--- The problem ---
Show every line containing "group" by copying it.

(Dataset excerpt)
·····
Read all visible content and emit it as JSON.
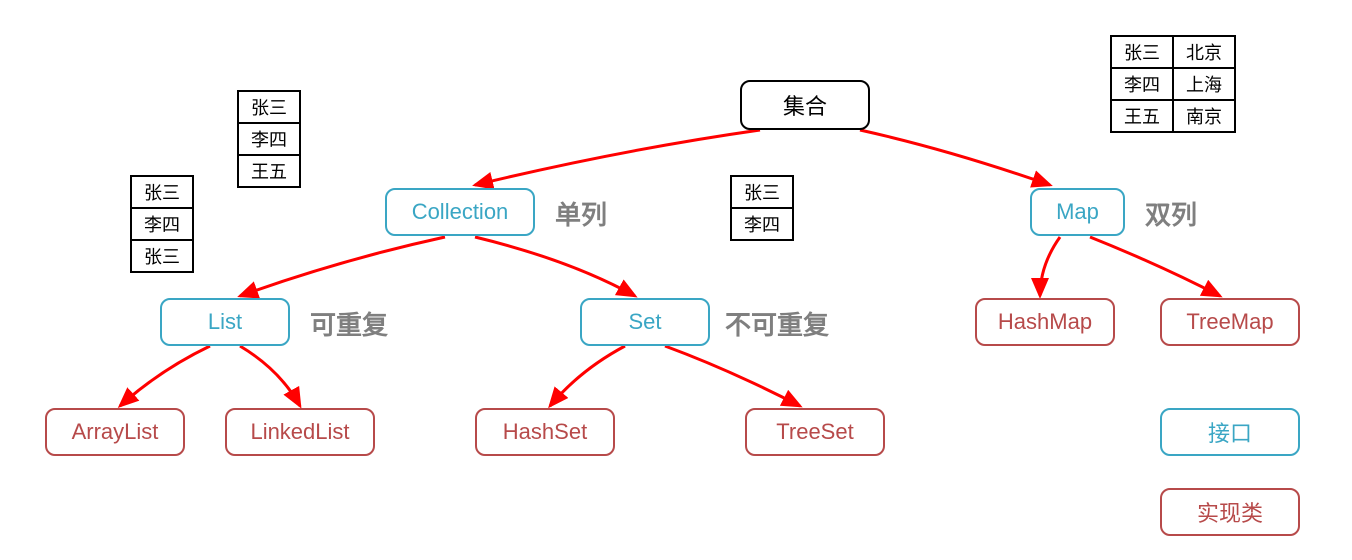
{
  "root": {
    "label": "集合"
  },
  "collection": {
    "label": "Collection",
    "annotation": "单列"
  },
  "map": {
    "label": "Map",
    "annotation": "双列"
  },
  "list": {
    "label": "List",
    "annotation": "可重复"
  },
  "set": {
    "label": "Set",
    "annotation": "不可重复"
  },
  "arraylist": {
    "label": "ArrayList"
  },
  "linkedlist": {
    "label": "LinkedList"
  },
  "hashset": {
    "label": "HashSet"
  },
  "treeset": {
    "label": "TreeSet"
  },
  "hashmap": {
    "label": "HashMap"
  },
  "treemap": {
    "label": "TreeMap"
  },
  "legend": {
    "interface": "接口",
    "class": "实现类"
  },
  "tables": {
    "list_dup": [
      "张三",
      "李四",
      "张三"
    ],
    "set_unique": [
      "张三",
      "李四",
      "王五"
    ],
    "set_small": [
      "张三",
      "李四"
    ],
    "map_kv": [
      [
        "张三",
        "北京"
      ],
      [
        "李四",
        "上海"
      ],
      [
        "王五",
        "南京"
      ]
    ]
  },
  "colors": {
    "arrow": "#ff0000",
    "interface": "#3aa6c4",
    "class": "#b74a4a",
    "label": "#7f7f7f"
  }
}
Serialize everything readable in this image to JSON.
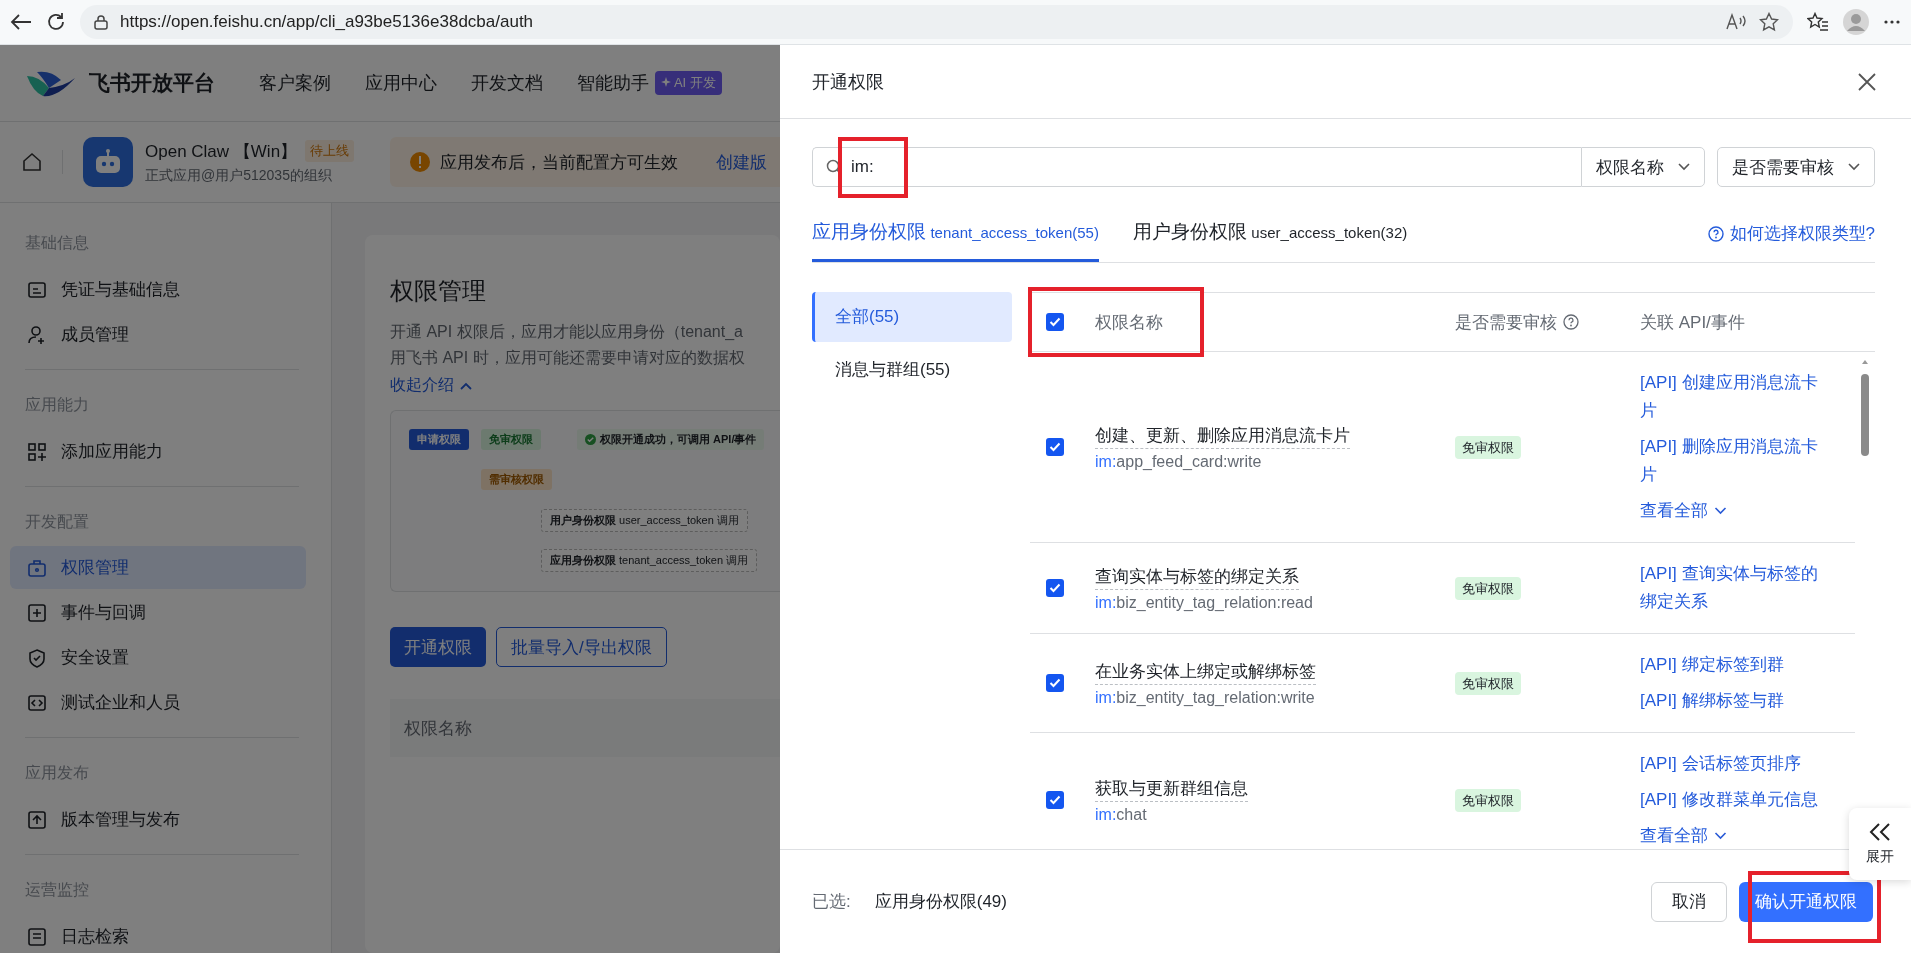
{
  "browser": {
    "url": "https://open.feishu.cn/app/cli_a93be5136e38dcba/auth"
  },
  "site_nav": {
    "logo": "飞书开放平台",
    "items": [
      {
        "label": "客户案例"
      },
      {
        "label": "应用中心"
      },
      {
        "label": "开发文档"
      },
      {
        "label": "智能助手",
        "badge": "AI 开发"
      }
    ]
  },
  "app_bar": {
    "name": "Open Claw 【Win】",
    "status": "待上线",
    "org": "正式应用@用户512035的组织",
    "notice": "应用发布后，当前配置方可生效",
    "notice_link": "创建版"
  },
  "sidebar": [
    {
      "group": "基础信息",
      "items": [
        {
          "label": "凭证与基础信息",
          "selected": false
        },
        {
          "label": "成员管理",
          "selected": false
        }
      ]
    },
    {
      "group": "应用能力",
      "items": [
        {
          "label": "添加应用能力",
          "selected": false
        }
      ]
    },
    {
      "group": "开发配置",
      "items": [
        {
          "label": "权限管理",
          "selected": true
        },
        {
          "label": "事件与回调",
          "selected": false
        },
        {
          "label": "安全设置",
          "selected": false
        },
        {
          "label": "测试企业和人员",
          "selected": false
        }
      ]
    },
    {
      "group": "应用发布",
      "items": [
        {
          "label": "版本管理与发布",
          "selected": false
        }
      ]
    },
    {
      "group": "运营监控",
      "items": [
        {
          "label": "日志检索",
          "selected": false
        }
      ]
    }
  ],
  "content": {
    "title": "权限管理",
    "description": [
      "开通 API 权限后，应用才能以应用身份（tenant_a",
      "用飞书 API 时，应用可能还需要申请对应的数据权"
    ],
    "collapse_link": "收起介绍",
    "flow": {
      "start": "申请权限",
      "free": "免审权限",
      "success": "权限开通成功，可调用 API/事件",
      "review": "需审核权限",
      "user": "用户身份权限",
      "user_token": "user_access_token 调用",
      "tenant": "应用身份权限",
      "tenant_token": "tenant_access_token 调用"
    },
    "buttons": [
      {
        "label": "开通权限",
        "kind": "primary"
      },
      {
        "label": "批量导入/导出权限",
        "kind": "outline"
      }
    ],
    "table_header": "权限名称"
  },
  "dialog": {
    "title": "开通权限",
    "search": {
      "value": "im:",
      "highlighted": true
    },
    "filters": [
      {
        "label": "权限名称"
      },
      {
        "label": "是否需要审核"
      }
    ],
    "tabs": [
      {
        "label": "应用身份权限",
        "token": "tenant_access_token(55)",
        "selected": true
      },
      {
        "label": "用户身份权限",
        "token": "user_access_token(32)",
        "selected": false
      }
    ],
    "help_link": "如何选择权限类型?",
    "categories": [
      {
        "label": "全部(55)",
        "selected": true
      },
      {
        "label": "消息与群组(55)",
        "selected": false
      }
    ],
    "table": {
      "header_checked": true,
      "header_highlighted": true,
      "columns": [
        "权限名称",
        "是否需要审核",
        "关联 API/事件"
      ],
      "rows": [
        {
          "checked": true,
          "name": "创建、更新、删除应用消息流卡片",
          "scope": "im:app_feed_card:write",
          "review": "免审权限",
          "apis": [
            "[API] 创建应用消息流卡片",
            "[API] 删除应用消息流卡片"
          ],
          "view_all": "查看全部"
        },
        {
          "checked": true,
          "name": "查询实体与标签的绑定关系",
          "scope": "im:biz_entity_tag_relation:read",
          "review": "免审权限",
          "apis": [
            "[API] 查询实体与标签的绑定关系"
          ]
        },
        {
          "checked": true,
          "name": "在业务实体上绑定或解绑标签",
          "scope": "im:biz_entity_tag_relation:write",
          "review": "免审权限",
          "apis": [
            "[API] 绑定标签到群",
            "[API] 解绑标签与群"
          ]
        },
        {
          "checked": true,
          "name": "获取与更新群组信息",
          "scope": "im:chat",
          "review": "免审权限",
          "apis": [
            "[API] 会话标签页排序",
            "[API] 修改群菜单元信息"
          ],
          "view_all": "查看全部"
        }
      ]
    },
    "footer": {
      "selected_label": "已选:",
      "selected_value": "应用身份权限(49)",
      "cancel": "取消",
      "confirm": "确认开通权限",
      "confirm_highlighted": true
    },
    "side_tab": "展开"
  }
}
·····
--- Solution to this exercise ---
      "group": "基础信息",
      "group": "应用能力",
      "group": "开发配置",
      "group": "应用发布",
      "group": "运营监控",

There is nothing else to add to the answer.